Exercise instructions: Each line containing the word "doit" must be collected.

Stored data:

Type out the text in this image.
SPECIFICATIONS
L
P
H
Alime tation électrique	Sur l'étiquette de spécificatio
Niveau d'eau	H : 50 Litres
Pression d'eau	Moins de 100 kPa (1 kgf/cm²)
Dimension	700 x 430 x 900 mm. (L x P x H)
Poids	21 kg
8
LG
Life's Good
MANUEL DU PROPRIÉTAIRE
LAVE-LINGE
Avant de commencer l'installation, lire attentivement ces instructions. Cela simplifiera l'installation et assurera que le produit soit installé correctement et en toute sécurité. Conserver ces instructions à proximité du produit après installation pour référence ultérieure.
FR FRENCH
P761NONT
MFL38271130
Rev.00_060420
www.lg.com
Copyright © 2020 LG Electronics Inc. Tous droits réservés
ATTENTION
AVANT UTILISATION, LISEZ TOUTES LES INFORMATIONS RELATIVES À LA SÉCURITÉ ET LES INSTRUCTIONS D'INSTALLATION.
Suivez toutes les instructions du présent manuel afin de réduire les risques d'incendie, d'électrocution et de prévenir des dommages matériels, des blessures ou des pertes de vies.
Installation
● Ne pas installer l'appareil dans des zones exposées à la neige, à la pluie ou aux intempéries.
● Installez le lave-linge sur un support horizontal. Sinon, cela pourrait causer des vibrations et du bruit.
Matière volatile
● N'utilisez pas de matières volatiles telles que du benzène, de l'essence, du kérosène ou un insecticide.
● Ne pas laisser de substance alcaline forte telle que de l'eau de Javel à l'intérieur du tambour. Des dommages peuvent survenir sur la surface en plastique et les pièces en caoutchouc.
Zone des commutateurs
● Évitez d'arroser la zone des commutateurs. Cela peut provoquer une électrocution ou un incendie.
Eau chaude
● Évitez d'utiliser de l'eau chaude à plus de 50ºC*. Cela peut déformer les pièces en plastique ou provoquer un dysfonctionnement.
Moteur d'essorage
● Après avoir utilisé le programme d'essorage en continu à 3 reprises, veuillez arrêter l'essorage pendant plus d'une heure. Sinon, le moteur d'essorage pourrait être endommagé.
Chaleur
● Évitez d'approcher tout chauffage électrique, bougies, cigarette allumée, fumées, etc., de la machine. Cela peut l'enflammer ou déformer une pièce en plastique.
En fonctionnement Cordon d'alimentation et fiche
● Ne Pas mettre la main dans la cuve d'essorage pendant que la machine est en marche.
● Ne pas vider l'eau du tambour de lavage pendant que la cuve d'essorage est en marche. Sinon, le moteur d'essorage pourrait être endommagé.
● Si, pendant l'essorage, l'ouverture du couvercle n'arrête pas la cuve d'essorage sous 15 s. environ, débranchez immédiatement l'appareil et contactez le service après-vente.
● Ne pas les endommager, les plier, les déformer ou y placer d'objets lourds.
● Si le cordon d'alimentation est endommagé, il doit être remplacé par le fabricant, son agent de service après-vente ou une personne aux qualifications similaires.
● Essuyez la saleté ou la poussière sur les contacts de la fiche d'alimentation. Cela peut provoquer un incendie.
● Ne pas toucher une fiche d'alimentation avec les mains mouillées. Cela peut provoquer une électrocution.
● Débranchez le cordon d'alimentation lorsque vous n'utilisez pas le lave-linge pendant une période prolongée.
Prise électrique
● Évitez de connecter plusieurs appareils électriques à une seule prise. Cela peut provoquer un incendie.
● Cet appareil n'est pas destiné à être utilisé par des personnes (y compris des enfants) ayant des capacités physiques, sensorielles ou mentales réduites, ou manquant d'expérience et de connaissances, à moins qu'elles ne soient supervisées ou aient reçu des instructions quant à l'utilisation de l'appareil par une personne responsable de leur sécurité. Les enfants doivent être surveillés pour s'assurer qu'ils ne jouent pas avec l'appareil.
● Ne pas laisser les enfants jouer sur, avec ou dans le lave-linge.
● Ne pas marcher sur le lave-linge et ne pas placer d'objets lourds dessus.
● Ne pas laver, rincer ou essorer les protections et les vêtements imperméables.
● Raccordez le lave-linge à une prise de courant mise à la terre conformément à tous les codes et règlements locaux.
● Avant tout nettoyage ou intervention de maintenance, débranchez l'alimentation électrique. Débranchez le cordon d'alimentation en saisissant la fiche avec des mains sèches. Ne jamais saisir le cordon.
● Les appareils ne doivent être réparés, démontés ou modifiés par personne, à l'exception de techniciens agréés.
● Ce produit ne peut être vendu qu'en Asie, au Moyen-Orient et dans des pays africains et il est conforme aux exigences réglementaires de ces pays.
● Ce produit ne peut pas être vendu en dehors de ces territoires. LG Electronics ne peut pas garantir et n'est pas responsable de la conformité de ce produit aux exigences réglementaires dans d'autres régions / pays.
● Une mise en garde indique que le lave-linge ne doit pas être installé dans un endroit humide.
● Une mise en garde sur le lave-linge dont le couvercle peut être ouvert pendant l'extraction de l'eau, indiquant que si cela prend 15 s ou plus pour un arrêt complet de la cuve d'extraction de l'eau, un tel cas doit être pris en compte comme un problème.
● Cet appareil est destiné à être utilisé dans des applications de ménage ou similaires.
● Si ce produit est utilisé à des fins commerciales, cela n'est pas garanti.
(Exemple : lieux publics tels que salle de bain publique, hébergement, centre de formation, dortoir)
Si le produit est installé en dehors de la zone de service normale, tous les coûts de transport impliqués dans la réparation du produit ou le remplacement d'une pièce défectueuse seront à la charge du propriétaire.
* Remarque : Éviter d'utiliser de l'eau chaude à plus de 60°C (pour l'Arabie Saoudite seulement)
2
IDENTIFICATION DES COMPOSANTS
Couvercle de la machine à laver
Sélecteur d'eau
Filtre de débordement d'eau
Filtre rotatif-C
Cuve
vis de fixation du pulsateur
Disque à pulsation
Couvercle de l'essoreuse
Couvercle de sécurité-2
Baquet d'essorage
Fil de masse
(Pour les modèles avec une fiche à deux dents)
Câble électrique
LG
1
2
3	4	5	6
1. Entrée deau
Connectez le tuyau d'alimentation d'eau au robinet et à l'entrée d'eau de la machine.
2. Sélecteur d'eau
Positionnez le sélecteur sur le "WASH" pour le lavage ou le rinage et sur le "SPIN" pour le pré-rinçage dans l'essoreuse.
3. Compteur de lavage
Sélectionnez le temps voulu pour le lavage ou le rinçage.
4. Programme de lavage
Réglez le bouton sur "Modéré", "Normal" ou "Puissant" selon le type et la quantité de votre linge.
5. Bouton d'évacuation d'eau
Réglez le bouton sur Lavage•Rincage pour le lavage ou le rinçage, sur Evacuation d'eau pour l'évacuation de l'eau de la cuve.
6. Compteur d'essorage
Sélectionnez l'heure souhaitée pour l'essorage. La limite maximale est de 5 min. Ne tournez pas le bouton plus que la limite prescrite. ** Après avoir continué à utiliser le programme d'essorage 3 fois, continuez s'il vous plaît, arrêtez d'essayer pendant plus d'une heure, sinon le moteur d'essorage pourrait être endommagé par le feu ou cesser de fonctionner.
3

Complete output:
● Si le cordon d'alimentation est endommagé, il doit être remplacé par le fabricant, son agent de service après-vente ou une personne aux qualifications similaires.
● Une mise en garde indique que le lave-linge ne doit pas être installé dans un endroit humide.
● Une mise en garde sur le lave-linge dont le couvercle peut être ouvert pendant l'extraction de l'eau, indiquant que si cela prend 15 s ou plus pour un arrêt complet de la cuve d'extraction de l'eau, un tel cas doit être pris en compte comme un problème.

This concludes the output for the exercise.